#### TASK DETAILS:
Locate every line that holds the string "evid" and copy it.

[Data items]
------------------------

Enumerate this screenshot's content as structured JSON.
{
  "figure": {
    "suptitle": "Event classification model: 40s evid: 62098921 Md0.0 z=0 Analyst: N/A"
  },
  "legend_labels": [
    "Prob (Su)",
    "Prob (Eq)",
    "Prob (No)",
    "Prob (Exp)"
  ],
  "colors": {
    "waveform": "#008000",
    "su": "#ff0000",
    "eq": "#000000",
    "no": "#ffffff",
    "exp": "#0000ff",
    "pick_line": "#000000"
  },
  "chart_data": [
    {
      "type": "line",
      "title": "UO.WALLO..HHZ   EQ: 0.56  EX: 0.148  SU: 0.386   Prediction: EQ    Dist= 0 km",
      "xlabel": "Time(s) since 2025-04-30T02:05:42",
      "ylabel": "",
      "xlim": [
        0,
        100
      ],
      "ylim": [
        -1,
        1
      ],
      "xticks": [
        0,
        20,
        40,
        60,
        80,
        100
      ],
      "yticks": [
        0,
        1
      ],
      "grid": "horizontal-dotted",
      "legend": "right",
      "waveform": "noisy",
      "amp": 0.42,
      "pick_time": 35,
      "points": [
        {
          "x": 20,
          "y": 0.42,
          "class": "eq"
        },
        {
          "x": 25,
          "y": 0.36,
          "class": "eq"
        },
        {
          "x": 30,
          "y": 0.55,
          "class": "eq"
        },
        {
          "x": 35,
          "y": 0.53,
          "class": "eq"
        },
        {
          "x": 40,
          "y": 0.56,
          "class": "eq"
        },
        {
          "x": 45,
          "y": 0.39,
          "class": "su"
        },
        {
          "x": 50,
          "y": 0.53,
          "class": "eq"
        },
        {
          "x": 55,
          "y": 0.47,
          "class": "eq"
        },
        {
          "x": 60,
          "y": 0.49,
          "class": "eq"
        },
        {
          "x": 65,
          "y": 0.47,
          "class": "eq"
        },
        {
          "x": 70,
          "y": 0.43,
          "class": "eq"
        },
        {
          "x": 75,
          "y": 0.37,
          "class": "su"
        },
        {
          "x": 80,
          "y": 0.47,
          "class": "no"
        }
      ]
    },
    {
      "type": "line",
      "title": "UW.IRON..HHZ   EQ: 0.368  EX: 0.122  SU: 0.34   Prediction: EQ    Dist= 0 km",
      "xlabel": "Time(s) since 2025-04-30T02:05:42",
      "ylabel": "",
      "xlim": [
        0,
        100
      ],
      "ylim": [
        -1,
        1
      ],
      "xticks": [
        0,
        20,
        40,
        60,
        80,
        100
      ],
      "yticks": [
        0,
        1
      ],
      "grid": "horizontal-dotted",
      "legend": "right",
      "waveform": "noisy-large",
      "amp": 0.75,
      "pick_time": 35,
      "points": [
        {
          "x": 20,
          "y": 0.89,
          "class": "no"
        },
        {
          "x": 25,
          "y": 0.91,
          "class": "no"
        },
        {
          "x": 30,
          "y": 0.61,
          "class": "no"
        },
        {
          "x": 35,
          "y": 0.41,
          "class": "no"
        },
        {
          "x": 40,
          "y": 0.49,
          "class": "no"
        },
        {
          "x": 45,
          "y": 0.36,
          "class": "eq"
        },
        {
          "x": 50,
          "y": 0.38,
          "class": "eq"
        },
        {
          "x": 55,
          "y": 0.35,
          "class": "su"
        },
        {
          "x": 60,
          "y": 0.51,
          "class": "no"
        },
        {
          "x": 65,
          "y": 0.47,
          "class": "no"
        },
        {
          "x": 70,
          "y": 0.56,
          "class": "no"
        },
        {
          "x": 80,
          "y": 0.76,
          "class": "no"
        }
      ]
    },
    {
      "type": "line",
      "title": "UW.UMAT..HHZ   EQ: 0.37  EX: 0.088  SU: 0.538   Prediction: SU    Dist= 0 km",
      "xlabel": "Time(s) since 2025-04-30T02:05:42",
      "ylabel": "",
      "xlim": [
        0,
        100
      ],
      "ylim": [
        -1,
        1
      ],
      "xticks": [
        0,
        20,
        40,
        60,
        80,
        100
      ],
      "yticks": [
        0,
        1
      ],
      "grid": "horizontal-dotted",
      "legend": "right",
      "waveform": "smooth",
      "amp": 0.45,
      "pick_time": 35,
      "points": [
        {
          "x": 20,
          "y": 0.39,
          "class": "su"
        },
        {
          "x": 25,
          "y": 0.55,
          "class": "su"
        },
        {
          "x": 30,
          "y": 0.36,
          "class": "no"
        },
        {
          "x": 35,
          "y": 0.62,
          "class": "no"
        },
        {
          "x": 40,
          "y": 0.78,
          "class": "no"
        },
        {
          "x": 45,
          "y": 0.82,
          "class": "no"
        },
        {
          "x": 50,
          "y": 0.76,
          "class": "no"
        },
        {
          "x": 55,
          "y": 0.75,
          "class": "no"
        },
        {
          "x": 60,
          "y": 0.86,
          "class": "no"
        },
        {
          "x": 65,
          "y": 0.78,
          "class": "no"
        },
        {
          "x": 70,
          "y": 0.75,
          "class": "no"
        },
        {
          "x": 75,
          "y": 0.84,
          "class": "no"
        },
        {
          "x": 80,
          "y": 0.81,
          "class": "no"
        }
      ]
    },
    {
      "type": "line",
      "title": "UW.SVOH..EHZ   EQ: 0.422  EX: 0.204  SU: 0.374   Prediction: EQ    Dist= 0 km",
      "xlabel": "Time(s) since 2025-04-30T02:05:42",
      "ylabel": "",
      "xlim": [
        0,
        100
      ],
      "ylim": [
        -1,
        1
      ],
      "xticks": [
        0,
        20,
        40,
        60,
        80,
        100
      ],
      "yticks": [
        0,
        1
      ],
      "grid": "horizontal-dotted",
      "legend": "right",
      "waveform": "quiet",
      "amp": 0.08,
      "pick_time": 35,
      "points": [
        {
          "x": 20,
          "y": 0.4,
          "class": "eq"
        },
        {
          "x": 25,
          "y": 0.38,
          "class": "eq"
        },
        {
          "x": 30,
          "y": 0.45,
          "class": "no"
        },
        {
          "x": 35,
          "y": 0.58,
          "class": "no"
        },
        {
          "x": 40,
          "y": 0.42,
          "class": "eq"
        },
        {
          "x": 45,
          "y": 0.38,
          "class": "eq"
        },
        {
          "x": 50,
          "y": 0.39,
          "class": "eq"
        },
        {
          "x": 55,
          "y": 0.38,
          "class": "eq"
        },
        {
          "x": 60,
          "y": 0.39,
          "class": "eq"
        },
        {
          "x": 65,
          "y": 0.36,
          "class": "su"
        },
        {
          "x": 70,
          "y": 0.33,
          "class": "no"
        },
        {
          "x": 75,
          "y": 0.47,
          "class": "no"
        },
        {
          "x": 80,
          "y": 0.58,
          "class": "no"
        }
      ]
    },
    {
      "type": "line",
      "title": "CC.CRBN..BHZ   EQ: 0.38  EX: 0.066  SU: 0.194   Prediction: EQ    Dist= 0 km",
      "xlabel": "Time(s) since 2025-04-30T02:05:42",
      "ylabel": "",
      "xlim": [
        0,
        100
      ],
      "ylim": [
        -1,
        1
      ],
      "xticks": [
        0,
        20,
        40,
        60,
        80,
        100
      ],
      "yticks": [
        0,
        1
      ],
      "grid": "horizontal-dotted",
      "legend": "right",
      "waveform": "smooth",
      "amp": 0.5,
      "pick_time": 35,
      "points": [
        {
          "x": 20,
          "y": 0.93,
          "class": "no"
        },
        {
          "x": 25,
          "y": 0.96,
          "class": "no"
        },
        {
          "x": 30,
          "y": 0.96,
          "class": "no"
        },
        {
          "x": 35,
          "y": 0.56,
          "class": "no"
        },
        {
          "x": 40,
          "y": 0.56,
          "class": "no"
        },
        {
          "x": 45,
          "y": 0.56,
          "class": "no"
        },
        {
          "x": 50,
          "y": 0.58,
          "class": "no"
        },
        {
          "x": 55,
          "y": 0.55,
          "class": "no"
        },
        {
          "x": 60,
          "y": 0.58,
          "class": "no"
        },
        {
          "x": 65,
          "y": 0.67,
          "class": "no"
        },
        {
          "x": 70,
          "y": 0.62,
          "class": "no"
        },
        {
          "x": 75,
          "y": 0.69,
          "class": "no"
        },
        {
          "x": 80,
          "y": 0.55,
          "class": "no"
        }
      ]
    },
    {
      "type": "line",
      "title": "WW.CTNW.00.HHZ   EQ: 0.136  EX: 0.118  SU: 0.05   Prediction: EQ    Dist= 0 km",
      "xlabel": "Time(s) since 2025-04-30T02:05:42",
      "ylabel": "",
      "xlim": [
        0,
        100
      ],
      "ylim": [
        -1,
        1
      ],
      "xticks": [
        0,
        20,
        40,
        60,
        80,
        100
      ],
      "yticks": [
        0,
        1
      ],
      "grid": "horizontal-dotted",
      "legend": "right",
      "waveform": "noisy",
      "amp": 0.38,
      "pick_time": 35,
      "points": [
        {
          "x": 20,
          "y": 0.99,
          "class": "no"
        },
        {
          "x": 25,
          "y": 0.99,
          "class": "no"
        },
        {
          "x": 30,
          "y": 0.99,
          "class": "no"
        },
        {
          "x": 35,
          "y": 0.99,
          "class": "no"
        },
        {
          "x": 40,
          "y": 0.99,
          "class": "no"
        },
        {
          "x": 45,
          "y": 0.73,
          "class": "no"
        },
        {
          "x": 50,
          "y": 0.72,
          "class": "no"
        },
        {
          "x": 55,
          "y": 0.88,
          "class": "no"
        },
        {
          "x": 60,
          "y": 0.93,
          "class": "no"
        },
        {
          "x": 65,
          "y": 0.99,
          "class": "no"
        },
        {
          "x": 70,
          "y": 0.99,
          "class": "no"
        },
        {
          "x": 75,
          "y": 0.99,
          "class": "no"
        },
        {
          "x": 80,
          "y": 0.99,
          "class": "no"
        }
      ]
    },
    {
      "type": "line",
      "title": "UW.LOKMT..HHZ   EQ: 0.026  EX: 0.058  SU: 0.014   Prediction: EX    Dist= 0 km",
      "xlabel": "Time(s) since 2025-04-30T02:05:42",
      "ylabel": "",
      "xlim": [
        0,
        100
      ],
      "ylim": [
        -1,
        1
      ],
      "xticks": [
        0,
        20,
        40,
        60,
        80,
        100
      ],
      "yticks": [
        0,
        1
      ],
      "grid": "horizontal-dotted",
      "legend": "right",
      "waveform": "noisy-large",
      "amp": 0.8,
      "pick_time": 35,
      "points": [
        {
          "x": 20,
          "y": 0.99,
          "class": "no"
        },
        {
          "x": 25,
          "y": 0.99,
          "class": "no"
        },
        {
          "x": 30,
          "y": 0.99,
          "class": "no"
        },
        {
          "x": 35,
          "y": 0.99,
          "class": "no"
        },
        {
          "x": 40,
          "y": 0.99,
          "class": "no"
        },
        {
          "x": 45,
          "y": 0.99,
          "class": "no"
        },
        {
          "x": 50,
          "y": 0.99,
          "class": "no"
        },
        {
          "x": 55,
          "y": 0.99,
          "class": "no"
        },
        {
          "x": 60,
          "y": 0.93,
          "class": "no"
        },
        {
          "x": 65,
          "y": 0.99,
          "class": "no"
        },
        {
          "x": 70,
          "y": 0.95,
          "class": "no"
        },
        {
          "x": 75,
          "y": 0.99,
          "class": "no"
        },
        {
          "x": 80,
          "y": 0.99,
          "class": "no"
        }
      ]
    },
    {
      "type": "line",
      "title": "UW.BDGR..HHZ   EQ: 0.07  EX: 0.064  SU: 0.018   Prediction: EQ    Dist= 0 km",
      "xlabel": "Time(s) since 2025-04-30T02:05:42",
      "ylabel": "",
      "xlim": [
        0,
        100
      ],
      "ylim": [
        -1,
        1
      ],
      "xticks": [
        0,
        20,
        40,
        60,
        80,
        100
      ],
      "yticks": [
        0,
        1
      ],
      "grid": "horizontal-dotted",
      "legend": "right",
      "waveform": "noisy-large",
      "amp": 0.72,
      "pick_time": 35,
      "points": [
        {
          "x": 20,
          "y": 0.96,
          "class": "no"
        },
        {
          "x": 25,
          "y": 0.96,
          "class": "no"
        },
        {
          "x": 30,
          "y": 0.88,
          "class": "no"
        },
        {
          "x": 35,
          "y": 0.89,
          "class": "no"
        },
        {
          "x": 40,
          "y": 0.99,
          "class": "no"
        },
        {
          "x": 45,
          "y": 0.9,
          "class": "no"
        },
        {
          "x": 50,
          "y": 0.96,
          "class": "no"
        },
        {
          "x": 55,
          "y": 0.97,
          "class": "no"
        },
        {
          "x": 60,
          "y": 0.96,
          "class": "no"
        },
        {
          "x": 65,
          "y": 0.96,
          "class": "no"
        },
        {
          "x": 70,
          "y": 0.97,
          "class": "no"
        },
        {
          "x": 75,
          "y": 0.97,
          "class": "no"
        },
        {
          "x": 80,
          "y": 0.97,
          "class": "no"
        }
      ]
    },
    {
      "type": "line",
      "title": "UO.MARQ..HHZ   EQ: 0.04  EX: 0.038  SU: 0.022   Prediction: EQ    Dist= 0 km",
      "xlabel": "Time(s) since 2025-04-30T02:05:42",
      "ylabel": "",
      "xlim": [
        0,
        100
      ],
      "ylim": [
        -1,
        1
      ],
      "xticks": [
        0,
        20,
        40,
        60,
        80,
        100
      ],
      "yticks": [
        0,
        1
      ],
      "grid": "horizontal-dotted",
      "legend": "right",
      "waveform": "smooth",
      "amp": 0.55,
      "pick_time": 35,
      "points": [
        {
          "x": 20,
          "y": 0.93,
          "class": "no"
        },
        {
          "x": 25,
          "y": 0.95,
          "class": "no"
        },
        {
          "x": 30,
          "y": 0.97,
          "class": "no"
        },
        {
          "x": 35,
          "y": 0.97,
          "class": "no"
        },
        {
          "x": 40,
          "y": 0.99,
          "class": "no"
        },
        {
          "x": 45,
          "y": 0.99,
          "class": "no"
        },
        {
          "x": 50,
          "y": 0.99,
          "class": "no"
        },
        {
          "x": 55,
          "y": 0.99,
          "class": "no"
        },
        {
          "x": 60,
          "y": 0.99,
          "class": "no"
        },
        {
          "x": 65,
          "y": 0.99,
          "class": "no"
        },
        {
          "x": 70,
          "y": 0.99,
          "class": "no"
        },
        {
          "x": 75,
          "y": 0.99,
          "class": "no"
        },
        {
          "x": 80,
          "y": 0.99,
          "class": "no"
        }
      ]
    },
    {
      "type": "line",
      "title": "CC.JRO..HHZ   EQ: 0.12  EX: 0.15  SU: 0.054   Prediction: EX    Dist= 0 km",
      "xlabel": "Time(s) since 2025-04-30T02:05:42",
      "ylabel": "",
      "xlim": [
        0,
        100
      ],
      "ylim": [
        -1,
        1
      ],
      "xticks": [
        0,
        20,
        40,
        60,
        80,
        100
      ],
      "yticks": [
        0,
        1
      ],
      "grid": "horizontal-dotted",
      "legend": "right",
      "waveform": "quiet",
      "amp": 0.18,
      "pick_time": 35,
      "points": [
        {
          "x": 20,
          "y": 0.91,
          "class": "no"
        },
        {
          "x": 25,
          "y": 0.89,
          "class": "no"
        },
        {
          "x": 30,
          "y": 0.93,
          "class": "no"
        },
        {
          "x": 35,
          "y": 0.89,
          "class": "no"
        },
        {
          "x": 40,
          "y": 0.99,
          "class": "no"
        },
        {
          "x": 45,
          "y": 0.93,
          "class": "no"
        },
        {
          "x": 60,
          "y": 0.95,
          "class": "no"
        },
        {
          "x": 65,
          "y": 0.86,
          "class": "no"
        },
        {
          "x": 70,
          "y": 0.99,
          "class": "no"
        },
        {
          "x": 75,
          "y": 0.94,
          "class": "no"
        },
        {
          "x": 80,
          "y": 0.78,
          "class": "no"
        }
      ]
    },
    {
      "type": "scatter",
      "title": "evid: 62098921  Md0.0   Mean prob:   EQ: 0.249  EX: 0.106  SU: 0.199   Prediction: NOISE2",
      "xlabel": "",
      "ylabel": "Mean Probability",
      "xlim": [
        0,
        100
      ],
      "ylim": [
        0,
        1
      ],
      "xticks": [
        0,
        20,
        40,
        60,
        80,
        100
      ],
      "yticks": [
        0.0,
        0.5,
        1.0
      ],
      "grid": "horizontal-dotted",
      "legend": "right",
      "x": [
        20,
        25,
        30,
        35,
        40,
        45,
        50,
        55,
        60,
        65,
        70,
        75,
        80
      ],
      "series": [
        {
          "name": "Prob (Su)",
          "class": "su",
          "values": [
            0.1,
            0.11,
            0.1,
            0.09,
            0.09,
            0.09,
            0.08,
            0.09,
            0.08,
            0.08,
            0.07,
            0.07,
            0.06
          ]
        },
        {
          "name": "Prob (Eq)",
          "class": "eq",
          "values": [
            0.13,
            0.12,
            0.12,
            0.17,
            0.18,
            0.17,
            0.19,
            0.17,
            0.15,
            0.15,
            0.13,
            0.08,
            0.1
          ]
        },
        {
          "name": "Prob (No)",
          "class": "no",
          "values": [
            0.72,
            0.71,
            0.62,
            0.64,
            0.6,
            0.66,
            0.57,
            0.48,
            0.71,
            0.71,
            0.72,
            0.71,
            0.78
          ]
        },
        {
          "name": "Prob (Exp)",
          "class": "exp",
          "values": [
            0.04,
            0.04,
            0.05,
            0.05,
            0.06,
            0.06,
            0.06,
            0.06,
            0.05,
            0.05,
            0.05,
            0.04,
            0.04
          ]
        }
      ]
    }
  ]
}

------------------------

#### COMPLETED TASK:
    "suptitle": "Event classification model: 40s evid: 62098921 Md0.0 z=0 Analyst: N/A"
      "title": "evid: 62098921  Md0.0   Mean prob:   EQ: 0.249  EX: 0.106  SU: 0.199   Prediction: NOISE2",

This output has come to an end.